DIRECTIVE -
Your task is to give the data again, exactly, with every line intact.

STORED DATA -
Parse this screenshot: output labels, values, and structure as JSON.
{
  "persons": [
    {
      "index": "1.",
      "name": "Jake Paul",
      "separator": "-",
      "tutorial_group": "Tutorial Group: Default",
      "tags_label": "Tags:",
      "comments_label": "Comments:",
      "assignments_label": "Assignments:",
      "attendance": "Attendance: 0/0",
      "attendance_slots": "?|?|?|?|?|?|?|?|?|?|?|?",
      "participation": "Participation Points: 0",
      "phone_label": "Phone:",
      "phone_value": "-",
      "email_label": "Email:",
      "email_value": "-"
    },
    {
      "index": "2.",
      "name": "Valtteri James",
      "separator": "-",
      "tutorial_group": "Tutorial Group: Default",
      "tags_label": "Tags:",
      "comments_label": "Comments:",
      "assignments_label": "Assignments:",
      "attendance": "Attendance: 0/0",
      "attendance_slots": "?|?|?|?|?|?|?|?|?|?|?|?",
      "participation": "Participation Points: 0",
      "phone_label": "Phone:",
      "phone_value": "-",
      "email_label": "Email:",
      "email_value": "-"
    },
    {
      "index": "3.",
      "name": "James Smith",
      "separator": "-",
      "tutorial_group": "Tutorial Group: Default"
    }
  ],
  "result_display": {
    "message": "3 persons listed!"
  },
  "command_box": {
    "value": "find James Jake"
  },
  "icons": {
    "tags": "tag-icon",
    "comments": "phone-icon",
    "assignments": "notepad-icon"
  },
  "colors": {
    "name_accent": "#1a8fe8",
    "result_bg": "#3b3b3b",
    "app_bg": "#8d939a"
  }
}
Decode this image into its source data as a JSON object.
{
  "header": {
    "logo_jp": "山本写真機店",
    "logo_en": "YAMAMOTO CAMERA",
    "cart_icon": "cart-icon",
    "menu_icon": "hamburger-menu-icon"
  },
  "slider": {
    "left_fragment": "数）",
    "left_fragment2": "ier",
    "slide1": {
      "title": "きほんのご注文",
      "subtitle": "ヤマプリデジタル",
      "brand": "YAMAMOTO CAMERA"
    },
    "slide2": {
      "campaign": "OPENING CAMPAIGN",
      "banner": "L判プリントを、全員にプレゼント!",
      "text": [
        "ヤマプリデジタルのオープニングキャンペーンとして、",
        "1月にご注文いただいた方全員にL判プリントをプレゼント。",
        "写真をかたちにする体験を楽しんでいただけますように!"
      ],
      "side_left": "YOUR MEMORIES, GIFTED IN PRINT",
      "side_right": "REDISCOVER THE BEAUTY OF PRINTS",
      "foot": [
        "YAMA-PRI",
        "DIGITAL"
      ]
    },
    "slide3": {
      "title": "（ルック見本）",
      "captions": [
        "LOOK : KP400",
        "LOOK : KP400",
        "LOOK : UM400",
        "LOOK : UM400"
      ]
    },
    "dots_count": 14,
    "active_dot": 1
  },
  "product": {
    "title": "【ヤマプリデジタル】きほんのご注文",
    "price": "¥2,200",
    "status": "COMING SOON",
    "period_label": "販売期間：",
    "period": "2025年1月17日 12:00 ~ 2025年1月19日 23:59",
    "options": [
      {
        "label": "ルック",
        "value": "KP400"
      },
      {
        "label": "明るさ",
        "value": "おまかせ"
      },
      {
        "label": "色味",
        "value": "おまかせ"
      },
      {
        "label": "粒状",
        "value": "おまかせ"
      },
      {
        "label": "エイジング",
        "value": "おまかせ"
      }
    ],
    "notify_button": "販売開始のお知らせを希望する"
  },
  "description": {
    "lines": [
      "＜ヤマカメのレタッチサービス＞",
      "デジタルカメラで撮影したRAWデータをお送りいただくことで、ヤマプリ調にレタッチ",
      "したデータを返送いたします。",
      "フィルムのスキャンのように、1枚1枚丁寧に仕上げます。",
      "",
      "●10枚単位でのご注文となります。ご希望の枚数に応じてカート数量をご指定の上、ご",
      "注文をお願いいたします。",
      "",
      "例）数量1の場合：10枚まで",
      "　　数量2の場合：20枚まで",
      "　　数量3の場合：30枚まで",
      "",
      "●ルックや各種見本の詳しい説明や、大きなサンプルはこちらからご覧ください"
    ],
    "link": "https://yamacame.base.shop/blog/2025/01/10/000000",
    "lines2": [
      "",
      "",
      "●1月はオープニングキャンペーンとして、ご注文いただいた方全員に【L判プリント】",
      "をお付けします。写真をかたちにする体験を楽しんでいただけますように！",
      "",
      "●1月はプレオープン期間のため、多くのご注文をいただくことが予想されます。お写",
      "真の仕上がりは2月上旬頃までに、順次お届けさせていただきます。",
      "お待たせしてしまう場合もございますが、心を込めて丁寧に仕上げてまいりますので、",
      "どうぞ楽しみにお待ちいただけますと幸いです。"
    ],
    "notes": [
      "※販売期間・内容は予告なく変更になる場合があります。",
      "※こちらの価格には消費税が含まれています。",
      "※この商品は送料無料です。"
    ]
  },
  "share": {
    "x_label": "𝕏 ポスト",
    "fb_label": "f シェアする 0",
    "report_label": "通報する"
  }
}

ANSWER TO THE PROBLEM -
Parse this screenshot: output labels, values, and structure as JSON.
{
  "persons": [
    {
      "index": "1.",
      "name": "Jake Paul",
      "separator": "-",
      "tutorial_group": "Tutorial Group: Default",
      "tags_label": "Tags:",
      "comments_label": "Comments:",
      "assignments_label": "Assignments:",
      "attendance": "Attendance: 0/0",
      "attendance_slots": "?|?|?|?|?|?|?|?|?|?|?|?",
      "participation": "Participation Points: 0",
      "phone_label": "Phone:",
      "phone_value": "-",
      "email_label": "Email:",
      "email_value": "-"
    },
    {
      "index": "2.",
      "name": "Valtteri James",
      "separator": "-",
      "tutorial_group": "Tutorial Group: Default",
      "tags_label": "Tags:",
      "comments_label": "Comments:",
      "assignments_label": "Assignments:",
      "attendance": "Attendance: 0/0",
      "attendance_slots": "?|?|?|?|?|?|?|?|?|?|?|?",
      "participation": "Participation Points: 0",
      "phone_label": "Phone:",
      "phone_value": "-",
      "email_label": "Email:",
      "email_value": "-"
    },
    {
      "index": "3.",
      "name": "James Smith",
      "separator": "-",
      "tutorial_group": "Tutorial Group: Default"
    }
  ],
  "result_display": {
    "message": "3 persons listed!"
  },
  "command_box": {
    "value": "find James Jake"
  },
  "icons": {
    "tags": "tag-icon",
    "comments": "phone-icon",
    "assignments": "notepad-icon"
  },
  "colors": {
    "name_accent": "#1a8fe8",
    "result_bg": "#3b3b3b",
    "app_bg": "#8d939a"
  }
}
Decode this image into its source data as a JSON object.
{
  "header": {
    "logo_jp": "山本写真機店",
    "logo_en": "YAMAMOTO CAMERA",
    "cart_icon": "cart-icon",
    "menu_icon": "hamburger-menu-icon"
  },
  "slider": {
    "left_fragment": "数）",
    "left_fragment2": "ier",
    "slide1": {
      "title": "きほんのご注文",
      "subtitle": "ヤマプリデジタル",
      "brand": "YAMAMOTO CAMERA"
    },
    "slide2": {
      "campaign": "OPENING CAMPAIGN",
      "banner": "L判プリントを、全員にプレゼント!",
      "text": [
        "ヤマプリデジタルのオープニングキャンペーンとして、",
        "1月にご注文いただいた方全員にL判プリントをプレゼント。",
        "写真をかたちにする体験を楽しんでいただけますように!"
      ],
      "side_left": "YOUR MEMORIES, GIFTED IN PRINT",
      "side_right": "REDISCOVER THE BEAUTY OF PRINTS",
      "foot": [
        "YAMA-PRI",
        "DIGITAL"
      ]
    },
    "slide3": {
      "title": "（ルック見本）",
      "captions": [
        "LOOK : KP400",
        "LOOK : KP400",
        "LOOK : UM400",
        "LOOK : UM400"
      ]
    },
    "dots_count": 14,
    "active_dot": 1
  },
  "product": {
    "title": "【ヤマプリデジタル】きほんのご注文",
    "price": "¥2,200",
    "status": "COMING SOON",
    "period_label": "販売期間：",
    "period": "2025年1月17日 12:00 ~ 2025年1月19日 23:59",
    "options": [
      {
        "label": "ルック",
        "value": "KP400"
      },
      {
        "label": "明るさ",
        "value": "おまかせ"
      },
      {
        "label": "色味",
        "value": "おまかせ"
      },
      {
        "label": "粒状",
        "value": "おまかせ"
      },
      {
        "label": "エイジング",
        "value": "おまかせ"
      }
    ],
    "notify_button": "販売開始のお知らせを希望する"
  },
  "description": {
    "lines": [
      "＜ヤマカメのレタッチサービス＞",
      "デジタルカメラで撮影したRAWデータをお送りいただくことで、ヤマプリ調にレタッチ",
      "したデータを返送いたします。",
      "フィルムのスキャンのように、1枚1枚丁寧に仕上げます。",
      "",
      "●10枚単位でのご注文となります。ご希望の枚数に応じてカート数量をご指定の上、ご",
      "注文をお願いいたします。",
      "",
      "例）数量1の場合：10枚まで",
      "　　数量2の場合：20枚まで",
      "　　数量3の場合：30枚まで",
      "",
      "●ルックや各種見本の詳しい説明や、大きなサンプルはこちらからご覧ください"
    ],
    "link": "https://yamacame.base.shop/blog/2025/01/10/000000",
    "lines2": [
      "",
      "",
      "●1月はオープニングキャンペーンとして、ご注文いただいた方全員に【L判プリント】",
      "をお付けします。写真をかたちにする体験を楽しんでいただけますように！",
      "",
      "●1月はプレオープン期間のため、多くのご注文をいただくことが予想されます。お写",
      "真の仕上がりは2月上旬頃までに、順次お届けさせていただきます。",
      "お待たせしてしまう場合もございますが、心を込めて丁寧に仕上げてまいりますので、",
      "どうぞ楽しみにお待ちいただけますと幸いです。"
    ],
    "notes": [
      "※販売期間・内容は予告なく変更になる場合があります。",
      "※こちらの価格には消費税が含まれています。",
      "※この商品は送料無料です。"
    ]
  },
  "share": {
    "x_label": "𝕏 ポスト",
    "fb_label": "f シェアする 0",
    "report_label": "通報する"
  }
}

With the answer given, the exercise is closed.